• _DIRECTIVE_: Reproduce all the entries exactly.

+++ DATA PROVIDED

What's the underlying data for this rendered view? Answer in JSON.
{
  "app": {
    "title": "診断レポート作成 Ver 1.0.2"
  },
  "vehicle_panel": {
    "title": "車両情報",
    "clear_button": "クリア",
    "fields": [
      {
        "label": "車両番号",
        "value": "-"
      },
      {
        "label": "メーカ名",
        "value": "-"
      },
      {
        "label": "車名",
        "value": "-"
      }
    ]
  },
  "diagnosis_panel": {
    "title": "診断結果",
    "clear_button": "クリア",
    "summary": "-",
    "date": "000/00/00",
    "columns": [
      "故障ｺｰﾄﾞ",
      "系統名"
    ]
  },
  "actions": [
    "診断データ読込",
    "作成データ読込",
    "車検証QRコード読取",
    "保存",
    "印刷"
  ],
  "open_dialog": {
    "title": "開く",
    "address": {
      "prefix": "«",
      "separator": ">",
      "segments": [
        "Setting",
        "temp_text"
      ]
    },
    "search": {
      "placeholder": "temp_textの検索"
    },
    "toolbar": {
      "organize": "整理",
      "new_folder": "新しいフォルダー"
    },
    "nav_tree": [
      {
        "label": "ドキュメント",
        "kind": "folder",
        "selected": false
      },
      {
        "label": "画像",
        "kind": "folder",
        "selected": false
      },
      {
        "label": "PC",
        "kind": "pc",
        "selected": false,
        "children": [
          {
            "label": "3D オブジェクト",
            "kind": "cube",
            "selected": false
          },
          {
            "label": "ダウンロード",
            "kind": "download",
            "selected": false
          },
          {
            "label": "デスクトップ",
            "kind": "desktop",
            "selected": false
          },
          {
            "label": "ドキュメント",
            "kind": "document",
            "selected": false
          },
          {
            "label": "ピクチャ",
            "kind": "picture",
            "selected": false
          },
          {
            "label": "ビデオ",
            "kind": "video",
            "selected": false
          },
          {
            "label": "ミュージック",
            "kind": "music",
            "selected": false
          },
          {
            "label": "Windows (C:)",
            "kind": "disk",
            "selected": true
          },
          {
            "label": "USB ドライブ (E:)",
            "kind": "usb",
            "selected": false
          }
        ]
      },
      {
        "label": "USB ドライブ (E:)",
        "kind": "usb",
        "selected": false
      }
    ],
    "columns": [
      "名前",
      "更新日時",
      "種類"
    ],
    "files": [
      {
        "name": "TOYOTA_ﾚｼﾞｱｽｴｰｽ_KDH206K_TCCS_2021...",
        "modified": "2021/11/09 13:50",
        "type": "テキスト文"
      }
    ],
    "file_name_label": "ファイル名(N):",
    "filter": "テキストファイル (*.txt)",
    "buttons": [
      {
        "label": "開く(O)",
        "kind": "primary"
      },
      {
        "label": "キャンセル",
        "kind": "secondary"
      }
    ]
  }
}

++++++

• _SOLUTION BELOW_:
What's the underlying data for this rendered view? Answer in JSON.
{
  "app": {
    "title": "診断レポート作成 Ver 1.0.2"
  },
  "vehicle_panel": {
    "title": "車両情報",
    "clear_button": "クリア",
    "fields": [
      {
        "label": "車両番号",
        "value": "-"
      },
      {
        "label": "メーカ名",
        "value": "-"
      },
      {
        "label": "車名",
        "value": "-"
      }
    ]
  },
  "diagnosis_panel": {
    "title": "診断結果",
    "clear_button": "クリア",
    "summary": "-",
    "date": "000/00/00",
    "columns": [
      "故障ｺｰﾄﾞ",
      "系統名"
    ]
  },
  "actions": [
    "診断データ読込",
    "作成データ読込",
    "車検証QRコード読取",
    "保存",
    "印刷"
  ],
  "open_dialog": {
    "title": "開く",
    "address": {
      "prefix": "«",
      "separator": ">",
      "segments": [
        "Setting",
        "temp_text"
      ]
    },
    "search": {
      "placeholder": "temp_textの検索"
    },
    "toolbar": {
      "organize": "整理",
      "new_folder": "新しいフォルダー"
    },
    "nav_tree": [
      {
        "label": "ドキュメント",
        "kind": "folder",
        "selected": false
      },
      {
        "label": "画像",
        "kind": "folder",
        "selected": false
      },
      {
        "label": "PC",
        "kind": "pc",
        "selected": false,
        "children": [
          {
            "label": "3D オブジェクト",
            "kind": "cube",
            "selected": false
          },
          {
            "label": "ダウンロード",
            "kind": "download",
            "selected": false
          },
          {
            "label": "デスクトップ",
            "kind": "desktop",
            "selected": false
          },
          {
            "label": "ドキュメント",
            "kind": "document",
            "selected": false
          },
          {
            "label": "ピクチャ",
            "kind": "picture",
            "selected": false
          },
          {
            "label": "ビデオ",
            "kind": "video",
            "selected": false
          },
          {
            "label": "ミュージック",
            "kind": "music",
            "selected": false
          },
          {
            "label": "Windows (C:)",
            "kind": "disk",
            "selected": true
          },
          {
            "label": "USB ドライブ (E:)",
            "kind": "usb",
            "selected": false
          }
        ]
      },
      {
        "label": "USB ドライブ (E:)",
        "kind": "usb",
        "selected": false
      }
    ],
    "columns": [
      "名前",
      "更新日時",
      "種類"
    ],
    "files": [
      {
        "name": "TOYOTA_ﾚｼﾞｱｽｴｰｽ_KDH206K_TCCS_2021...",
        "modified": "2021/11/09 13:50",
        "type": "テキスト文"
      }
    ],
    "file_name_label": "ファイル名(N):",
    "filter": "テキストファイル (*.txt)",
    "buttons": [
      {
        "label": "開く(O)",
        "kind": "primary"
      },
      {
        "label": "キャンセル",
        "kind": "secondary"
      }
    ]
  }
}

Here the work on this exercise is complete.